#### TASK INPUT
....
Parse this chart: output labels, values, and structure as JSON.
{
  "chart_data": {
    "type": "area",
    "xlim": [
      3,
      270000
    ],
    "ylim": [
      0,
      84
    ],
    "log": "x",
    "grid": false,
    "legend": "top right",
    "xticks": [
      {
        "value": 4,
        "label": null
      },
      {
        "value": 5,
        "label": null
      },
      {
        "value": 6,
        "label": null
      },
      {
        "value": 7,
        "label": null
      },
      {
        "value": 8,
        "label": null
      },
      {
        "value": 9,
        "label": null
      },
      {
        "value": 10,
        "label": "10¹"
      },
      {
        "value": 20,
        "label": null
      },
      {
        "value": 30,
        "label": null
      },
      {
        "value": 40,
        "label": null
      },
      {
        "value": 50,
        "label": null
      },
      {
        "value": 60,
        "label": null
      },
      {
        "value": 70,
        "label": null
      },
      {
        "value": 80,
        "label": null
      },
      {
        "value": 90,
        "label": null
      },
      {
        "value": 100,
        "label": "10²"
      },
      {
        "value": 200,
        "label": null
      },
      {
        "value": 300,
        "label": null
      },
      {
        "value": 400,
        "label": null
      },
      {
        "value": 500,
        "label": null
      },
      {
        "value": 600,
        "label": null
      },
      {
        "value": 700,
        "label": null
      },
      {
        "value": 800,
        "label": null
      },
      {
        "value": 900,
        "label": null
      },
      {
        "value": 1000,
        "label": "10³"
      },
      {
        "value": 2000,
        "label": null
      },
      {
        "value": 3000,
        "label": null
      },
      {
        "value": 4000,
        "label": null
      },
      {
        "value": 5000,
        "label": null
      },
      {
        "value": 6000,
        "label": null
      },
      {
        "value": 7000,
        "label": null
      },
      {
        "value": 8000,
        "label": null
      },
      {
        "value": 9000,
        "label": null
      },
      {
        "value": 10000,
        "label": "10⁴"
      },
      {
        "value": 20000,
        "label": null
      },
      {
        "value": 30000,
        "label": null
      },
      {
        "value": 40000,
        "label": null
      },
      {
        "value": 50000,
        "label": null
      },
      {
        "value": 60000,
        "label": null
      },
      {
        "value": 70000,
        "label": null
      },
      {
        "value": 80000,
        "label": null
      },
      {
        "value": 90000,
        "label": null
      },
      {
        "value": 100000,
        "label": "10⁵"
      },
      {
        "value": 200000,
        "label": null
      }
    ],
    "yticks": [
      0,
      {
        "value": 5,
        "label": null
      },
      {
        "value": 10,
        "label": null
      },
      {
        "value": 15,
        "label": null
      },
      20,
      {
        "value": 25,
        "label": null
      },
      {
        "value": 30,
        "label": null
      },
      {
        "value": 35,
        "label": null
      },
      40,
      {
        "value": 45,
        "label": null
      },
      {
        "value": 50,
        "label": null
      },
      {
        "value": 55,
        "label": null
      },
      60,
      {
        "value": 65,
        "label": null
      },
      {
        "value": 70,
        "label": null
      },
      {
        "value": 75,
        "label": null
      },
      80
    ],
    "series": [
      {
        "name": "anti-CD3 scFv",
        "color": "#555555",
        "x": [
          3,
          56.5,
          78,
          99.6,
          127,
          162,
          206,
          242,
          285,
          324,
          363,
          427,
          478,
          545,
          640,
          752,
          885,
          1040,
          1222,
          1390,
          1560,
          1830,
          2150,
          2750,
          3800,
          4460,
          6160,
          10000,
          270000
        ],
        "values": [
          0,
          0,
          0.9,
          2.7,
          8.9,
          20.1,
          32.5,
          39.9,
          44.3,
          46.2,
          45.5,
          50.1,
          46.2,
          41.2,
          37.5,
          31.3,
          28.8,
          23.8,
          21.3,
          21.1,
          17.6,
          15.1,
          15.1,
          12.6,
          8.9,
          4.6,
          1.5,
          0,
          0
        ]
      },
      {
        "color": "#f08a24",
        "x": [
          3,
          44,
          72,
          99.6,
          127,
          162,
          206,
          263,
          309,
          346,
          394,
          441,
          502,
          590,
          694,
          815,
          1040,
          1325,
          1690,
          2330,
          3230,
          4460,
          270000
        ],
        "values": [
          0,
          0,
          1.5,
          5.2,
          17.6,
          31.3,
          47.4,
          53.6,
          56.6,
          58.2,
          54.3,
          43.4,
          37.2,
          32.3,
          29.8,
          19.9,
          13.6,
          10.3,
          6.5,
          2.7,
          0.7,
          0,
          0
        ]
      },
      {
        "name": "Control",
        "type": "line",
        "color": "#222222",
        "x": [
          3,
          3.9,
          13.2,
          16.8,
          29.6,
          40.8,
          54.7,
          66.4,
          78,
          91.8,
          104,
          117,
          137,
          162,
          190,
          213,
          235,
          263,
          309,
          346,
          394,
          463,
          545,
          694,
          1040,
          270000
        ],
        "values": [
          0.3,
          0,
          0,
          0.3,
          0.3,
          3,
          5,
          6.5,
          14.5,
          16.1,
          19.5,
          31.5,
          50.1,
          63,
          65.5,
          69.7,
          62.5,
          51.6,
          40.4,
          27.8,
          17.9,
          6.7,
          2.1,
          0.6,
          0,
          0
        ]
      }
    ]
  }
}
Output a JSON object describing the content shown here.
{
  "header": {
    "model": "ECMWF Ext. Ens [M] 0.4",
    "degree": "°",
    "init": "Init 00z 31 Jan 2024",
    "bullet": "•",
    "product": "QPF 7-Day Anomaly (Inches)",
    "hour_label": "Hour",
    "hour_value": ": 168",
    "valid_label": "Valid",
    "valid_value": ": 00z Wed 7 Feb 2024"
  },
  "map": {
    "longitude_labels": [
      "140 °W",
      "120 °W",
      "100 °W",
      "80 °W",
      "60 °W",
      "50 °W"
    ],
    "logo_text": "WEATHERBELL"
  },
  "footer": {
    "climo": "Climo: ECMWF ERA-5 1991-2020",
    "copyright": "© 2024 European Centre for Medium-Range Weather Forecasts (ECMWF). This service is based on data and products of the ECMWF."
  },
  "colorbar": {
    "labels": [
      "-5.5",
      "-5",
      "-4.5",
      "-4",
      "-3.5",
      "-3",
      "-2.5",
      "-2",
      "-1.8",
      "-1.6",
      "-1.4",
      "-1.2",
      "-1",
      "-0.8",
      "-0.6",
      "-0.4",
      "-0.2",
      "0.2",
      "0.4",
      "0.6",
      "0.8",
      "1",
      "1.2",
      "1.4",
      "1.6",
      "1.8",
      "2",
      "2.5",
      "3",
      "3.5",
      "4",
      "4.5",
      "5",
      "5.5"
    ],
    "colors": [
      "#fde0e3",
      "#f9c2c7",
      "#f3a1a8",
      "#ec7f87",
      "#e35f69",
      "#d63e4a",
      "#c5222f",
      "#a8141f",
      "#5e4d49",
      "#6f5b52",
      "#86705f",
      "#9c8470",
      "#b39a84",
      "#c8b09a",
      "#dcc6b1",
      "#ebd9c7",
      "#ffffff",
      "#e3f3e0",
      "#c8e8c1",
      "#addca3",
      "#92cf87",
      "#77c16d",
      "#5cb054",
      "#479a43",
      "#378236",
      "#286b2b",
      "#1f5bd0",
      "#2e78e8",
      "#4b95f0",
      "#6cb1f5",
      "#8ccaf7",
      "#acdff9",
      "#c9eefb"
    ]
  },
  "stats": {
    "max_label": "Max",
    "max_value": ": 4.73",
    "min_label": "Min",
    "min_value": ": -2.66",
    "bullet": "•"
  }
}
....
#### WHAT IS ASKED
Scan the records above and report how many lines include the word "ECMWF", without any other text.

#### SOLUTION FOR THIS TASK
3